#### TASK PROMPT
Repeat the listing that follows, character for character, minus the pictures.

#### INFORMATION SUPPLIED
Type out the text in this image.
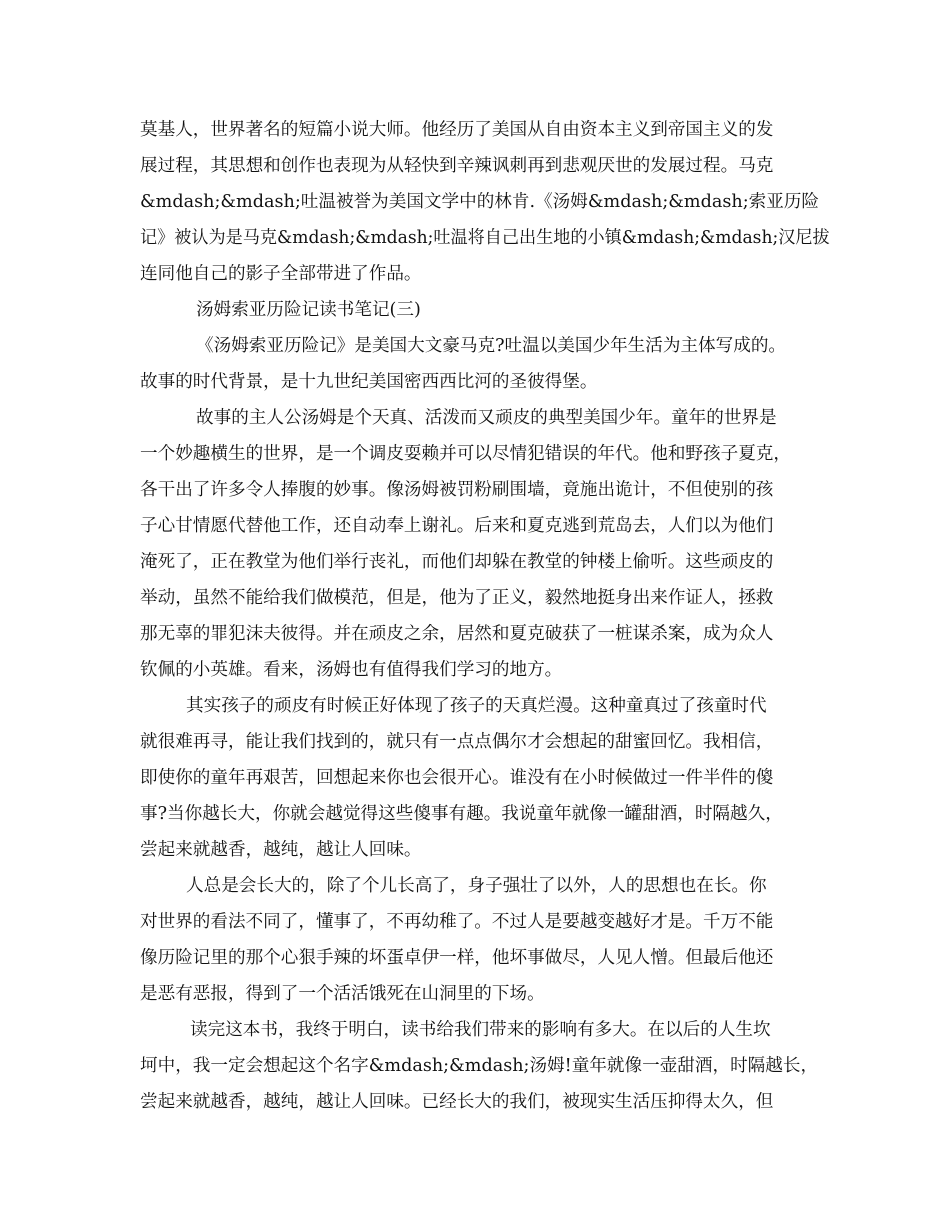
莫基人，世界著名的短篇小说大师。他经历了美国从自由资本主义到帝国主义的发
展过程，其思想和创作也表现为从轻快到辛辣讽刺再到悲观厌世的发展过程。马克
&mdash;&mdash;吐温被誉为美国文学中的林肯.《汤姆&mdash;&mdash;索亚历险
记》被认为是马克&mdash;&mdash;吐温将自己出生地的小镇&mdash;&mdash;汉尼拔
连同他自己的影子全部带进了作品。
汤姆索亚历险记读书笔记(三)
《汤姆索亚历险记》是美国大文豪马克?吐温以美国少年生活为主体写成的。
故事的时代背景，是十九世纪美国密西西比河的圣彼得堡。
故事的主人公汤姆是个天真、活泼而又顽皮的典型美国少年。童年的世界是
一个妙趣横生的世界，是一个调皮耍赖并可以尽情犯错误的年代。他和野孩子夏克，
各干出了许多令人捧腹的妙事。像汤姆被罚粉刷围墙，竟施出诡计，不但使别的孩
子心甘情愿代替他工作，还自动奉上谢礼。后来和夏克逃到荒岛去，人们以为他们
淹死了，正在教堂为他们举行丧礼，而他们却躲在教堂的钟楼上偷听。这些顽皮的
举动，虽然不能给我们做模范，但是，他为了正义，毅然地挺身出来作证人，拯救
那无辜的罪犯沫夫彼得。并在顽皮之余，居然和夏克破获了一桩谋杀案，成为众人
钦佩的小英雄。看来，汤姆也有值得我们学习的地方。
其实孩子的顽皮有时候正好体现了孩子的天真烂漫。这种童真过了孩童时代
就很难再寻，能让我们找到的，就只有一点点偶尔才会想起的甜蜜回忆。我相信，
即使你的童年再艰苦，回想起来你也会很开心。谁没有在小时候做过一件半件的傻
事?当你越长大，你就会越觉得这些傻事有趣。我说童年就像一罐甜酒，时隔越久，
尝起来就越香，越纯，越让人回味。
人总是会长大的，除了个儿长高了，身子强壮了以外，人的思想也在长。你
对世界的看法不同了，懂事了，不再幼稚了。不过人是要越变越好才是。千万不能
像历险记里的那个心狠手辣的坏蛋卓伊一样，他坏事做尽，人见人憎。但最后他还
是恶有恶报，得到了一个活活饿死在山洞里的下场。
读完这本书，我终于明白，读书给我们带来的影响有多大。在以后的人生坎
坷中，我一定会想起这个名字&mdash;&mdash;汤姆!童年就像一壶甜酒，时隔越长，
尝起来就越香，越纯，越让人回味。已经长大的我们，被现实生活压抑得太久，但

#### RESULT OF THIS TASK
Type out the text in this image.
莫基人，世界著名的短篇小说大师。他经历了美国从自由资本主义到帝国主义的发
展过程，其思想和创作也表现为从轻快到辛辣讽刺再到悲观厌世的发展过程。马克
&mdash;&mdash;吐温被誉为美国文学中的林肯.《汤姆&mdash;&mdash;索亚历险
记》被认为是马克&mdash;&mdash;吐温将自己出生地的小镇&mdash;&mdash;汉尼拔
连同他自己的影子全部带进了作品。
汤姆索亚历险记读书笔记(三)
《汤姆索亚历险记》是美国大文豪马克?吐温以美国少年生活为主体写成的。
故事的时代背景，是十九世纪美国密西西比河的圣彼得堡。
故事的主人公汤姆是个天真、活泼而又顽皮的典型美国少年。童年的世界是
一个妙趣横生的世界，是一个调皮耍赖并可以尽情犯错误的年代。他和野孩子夏克，
各干出了许多令人捧腹的妙事。像汤姆被罚粉刷围墙，竟施出诡计，不但使别的孩
子心甘情愿代替他工作，还自动奉上谢礼。后来和夏克逃到荒岛去，人们以为他们
淹死了，正在教堂为他们举行丧礼，而他们却躲在教堂的钟楼上偷听。这些顽皮的
举动，虽然不能给我们做模范，但是，他为了正义，毅然地挺身出来作证人，拯救
那无辜的罪犯沫夫彼得。并在顽皮之余，居然和夏克破获了一桩谋杀案，成为众人
钦佩的小英雄。看来，汤姆也有值得我们学习的地方。
其实孩子的顽皮有时候正好体现了孩子的天真烂漫。这种童真过了孩童时代
就很难再寻，能让我们找到的，就只有一点点偶尔才会想起的甜蜜回忆。我相信，
即使你的童年再艰苦，回想起来你也会很开心。谁没有在小时候做过一件半件的傻
事?当你越长大，你就会越觉得这些傻事有趣。我说童年就像一罐甜酒，时隔越久，
尝起来就越香，越纯，越让人回味。
人总是会长大的，除了个儿长高了，身子强壮了以外，人的思想也在长。你
对世界的看法不同了，懂事了，不再幼稚了。不过人是要越变越好才是。千万不能
像历险记里的那个心狠手辣的坏蛋卓伊一样，他坏事做尽，人见人憎。但最后他还
是恶有恶报，得到了一个活活饿死在山洞里的下场。
读完这本书，我终于明白，读书给我们带来的影响有多大。在以后的人生坎
坷中，我一定会想起这个名字&mdash;&mdash;汤姆!童年就像一壶甜酒，时隔越长，
尝起来就越香，越纯，越让人回味。已经长大的我们，被现实生活压抑得太久，但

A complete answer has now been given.